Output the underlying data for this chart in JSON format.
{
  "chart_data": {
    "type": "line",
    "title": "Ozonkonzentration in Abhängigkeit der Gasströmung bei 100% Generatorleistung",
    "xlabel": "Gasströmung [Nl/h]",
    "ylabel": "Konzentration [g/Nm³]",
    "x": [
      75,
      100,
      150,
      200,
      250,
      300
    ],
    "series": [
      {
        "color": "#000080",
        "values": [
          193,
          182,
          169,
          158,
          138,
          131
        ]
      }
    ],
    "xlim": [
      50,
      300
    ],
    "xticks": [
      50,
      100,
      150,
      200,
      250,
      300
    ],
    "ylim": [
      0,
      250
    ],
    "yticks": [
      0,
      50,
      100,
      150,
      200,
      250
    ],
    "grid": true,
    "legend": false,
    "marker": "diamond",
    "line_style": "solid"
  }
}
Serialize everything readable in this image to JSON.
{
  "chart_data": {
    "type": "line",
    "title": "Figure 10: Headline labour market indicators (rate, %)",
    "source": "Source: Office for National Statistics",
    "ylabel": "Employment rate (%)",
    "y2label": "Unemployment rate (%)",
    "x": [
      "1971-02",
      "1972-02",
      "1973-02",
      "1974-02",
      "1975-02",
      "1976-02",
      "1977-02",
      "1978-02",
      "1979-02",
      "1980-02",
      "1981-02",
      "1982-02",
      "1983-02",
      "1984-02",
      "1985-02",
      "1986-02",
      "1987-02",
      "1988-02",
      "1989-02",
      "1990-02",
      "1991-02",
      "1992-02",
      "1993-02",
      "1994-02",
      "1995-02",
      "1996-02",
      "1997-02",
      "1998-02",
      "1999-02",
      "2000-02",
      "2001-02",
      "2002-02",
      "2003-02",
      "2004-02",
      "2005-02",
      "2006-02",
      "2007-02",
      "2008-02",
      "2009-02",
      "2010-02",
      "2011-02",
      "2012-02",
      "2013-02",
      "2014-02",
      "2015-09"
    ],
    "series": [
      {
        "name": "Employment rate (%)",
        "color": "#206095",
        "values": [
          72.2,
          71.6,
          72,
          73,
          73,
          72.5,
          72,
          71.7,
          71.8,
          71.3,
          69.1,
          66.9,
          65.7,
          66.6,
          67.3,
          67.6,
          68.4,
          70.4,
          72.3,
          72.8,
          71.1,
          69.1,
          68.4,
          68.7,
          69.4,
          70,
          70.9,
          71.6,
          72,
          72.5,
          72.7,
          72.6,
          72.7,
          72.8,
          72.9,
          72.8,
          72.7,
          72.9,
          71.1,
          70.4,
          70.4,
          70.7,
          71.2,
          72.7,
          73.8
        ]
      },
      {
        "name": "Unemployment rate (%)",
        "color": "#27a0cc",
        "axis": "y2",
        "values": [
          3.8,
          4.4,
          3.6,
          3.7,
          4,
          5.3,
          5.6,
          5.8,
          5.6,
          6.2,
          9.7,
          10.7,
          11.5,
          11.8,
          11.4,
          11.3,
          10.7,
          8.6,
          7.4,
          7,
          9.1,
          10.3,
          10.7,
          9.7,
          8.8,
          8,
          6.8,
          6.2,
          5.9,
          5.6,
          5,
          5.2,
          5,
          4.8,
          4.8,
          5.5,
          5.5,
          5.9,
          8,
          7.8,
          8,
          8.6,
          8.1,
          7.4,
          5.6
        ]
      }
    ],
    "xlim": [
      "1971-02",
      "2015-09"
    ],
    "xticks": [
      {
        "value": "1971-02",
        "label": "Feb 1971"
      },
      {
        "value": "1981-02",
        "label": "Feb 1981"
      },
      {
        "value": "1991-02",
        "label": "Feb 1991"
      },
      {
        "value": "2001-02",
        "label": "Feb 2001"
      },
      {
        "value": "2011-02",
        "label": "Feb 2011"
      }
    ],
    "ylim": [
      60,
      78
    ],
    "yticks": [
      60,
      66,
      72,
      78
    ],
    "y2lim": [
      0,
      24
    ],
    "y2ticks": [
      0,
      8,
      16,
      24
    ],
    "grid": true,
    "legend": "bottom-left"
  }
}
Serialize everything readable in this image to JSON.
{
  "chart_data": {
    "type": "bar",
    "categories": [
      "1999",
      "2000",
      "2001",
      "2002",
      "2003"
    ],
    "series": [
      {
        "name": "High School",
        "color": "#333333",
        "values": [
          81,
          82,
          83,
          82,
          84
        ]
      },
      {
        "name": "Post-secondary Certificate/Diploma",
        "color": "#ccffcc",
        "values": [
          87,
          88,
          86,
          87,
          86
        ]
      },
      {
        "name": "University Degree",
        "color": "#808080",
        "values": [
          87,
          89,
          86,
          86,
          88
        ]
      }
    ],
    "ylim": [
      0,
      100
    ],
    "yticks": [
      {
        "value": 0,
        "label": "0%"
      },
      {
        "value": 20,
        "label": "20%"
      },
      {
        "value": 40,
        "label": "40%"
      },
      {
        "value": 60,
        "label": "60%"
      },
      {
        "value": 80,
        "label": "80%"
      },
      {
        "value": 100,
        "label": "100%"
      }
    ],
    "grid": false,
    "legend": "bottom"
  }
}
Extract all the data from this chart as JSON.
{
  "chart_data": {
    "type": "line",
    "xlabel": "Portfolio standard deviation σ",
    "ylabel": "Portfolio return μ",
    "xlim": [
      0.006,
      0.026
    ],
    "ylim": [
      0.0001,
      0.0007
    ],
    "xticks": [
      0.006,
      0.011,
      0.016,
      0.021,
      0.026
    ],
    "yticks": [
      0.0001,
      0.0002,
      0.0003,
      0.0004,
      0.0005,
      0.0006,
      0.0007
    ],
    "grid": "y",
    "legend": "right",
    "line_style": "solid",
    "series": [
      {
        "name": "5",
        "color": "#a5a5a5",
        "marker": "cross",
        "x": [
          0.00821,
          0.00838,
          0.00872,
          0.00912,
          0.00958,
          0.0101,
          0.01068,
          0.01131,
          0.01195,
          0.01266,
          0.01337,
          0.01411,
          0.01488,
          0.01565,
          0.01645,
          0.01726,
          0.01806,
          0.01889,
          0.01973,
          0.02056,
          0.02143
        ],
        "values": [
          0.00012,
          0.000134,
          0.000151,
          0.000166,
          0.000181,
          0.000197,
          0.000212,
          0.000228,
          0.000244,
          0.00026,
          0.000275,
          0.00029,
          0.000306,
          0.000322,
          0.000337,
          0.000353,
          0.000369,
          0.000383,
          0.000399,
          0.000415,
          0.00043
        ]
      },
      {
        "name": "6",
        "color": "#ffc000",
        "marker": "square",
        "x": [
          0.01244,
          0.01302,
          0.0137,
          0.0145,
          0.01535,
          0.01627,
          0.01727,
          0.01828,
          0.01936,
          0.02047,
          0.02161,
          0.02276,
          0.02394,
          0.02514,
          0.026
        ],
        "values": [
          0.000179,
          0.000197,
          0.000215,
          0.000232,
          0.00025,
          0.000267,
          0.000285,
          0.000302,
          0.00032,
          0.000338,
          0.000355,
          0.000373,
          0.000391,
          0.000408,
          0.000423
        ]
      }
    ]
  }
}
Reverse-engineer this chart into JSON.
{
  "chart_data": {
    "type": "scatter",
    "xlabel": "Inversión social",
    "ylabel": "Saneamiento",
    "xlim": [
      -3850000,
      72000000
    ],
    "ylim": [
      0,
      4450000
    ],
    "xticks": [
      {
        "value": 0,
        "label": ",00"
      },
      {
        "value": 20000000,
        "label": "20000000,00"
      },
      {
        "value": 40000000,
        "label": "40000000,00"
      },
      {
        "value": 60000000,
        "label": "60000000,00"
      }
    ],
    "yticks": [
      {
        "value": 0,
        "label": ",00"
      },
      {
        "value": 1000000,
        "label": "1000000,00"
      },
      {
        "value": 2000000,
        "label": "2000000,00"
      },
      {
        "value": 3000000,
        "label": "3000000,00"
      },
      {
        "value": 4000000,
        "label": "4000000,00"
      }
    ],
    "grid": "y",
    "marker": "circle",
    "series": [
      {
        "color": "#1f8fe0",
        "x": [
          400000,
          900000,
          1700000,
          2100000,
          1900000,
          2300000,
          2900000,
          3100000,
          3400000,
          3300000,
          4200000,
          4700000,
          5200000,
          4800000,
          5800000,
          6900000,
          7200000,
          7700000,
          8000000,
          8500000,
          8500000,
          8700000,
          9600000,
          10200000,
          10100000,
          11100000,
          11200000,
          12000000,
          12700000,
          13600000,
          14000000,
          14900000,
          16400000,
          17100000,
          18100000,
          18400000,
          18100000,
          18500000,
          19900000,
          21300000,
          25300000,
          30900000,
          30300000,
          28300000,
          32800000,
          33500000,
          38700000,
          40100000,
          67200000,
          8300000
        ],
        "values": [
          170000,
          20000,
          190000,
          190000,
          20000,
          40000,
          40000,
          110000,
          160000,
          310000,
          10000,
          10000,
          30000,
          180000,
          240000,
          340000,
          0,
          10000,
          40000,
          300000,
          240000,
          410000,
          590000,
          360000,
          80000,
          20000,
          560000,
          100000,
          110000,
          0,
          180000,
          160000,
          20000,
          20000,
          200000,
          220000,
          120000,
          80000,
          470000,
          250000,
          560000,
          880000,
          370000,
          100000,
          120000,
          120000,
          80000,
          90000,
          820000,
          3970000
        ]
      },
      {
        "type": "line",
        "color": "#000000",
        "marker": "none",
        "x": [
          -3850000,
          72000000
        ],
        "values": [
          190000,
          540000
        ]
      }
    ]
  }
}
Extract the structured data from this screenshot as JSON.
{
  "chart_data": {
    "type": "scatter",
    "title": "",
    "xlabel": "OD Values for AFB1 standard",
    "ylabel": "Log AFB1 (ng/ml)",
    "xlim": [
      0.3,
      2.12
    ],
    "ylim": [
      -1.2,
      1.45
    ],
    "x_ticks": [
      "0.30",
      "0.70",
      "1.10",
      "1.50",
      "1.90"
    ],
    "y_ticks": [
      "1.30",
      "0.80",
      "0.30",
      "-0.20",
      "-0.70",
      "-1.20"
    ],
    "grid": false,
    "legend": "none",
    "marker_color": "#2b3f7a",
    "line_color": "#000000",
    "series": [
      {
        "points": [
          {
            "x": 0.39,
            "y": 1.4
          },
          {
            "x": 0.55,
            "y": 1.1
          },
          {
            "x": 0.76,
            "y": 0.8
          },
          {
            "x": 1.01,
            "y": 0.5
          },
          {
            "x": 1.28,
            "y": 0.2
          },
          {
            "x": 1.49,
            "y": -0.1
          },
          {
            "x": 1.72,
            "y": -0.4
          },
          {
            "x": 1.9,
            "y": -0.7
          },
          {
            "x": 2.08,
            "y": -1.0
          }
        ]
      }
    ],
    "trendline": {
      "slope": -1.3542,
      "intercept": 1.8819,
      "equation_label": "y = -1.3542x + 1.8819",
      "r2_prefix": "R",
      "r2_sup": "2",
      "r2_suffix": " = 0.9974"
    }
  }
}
───
Set problem
Scan the listing above. Collect all lines with the word "title".

Answer to this task
    "title": "Ozonkonzentration in Abhängigkeit der Gasströmung bei 100% Generatorleistung",
    "title": "Figure 10: Headline labour market indicators (rate, %)",
    "title": "",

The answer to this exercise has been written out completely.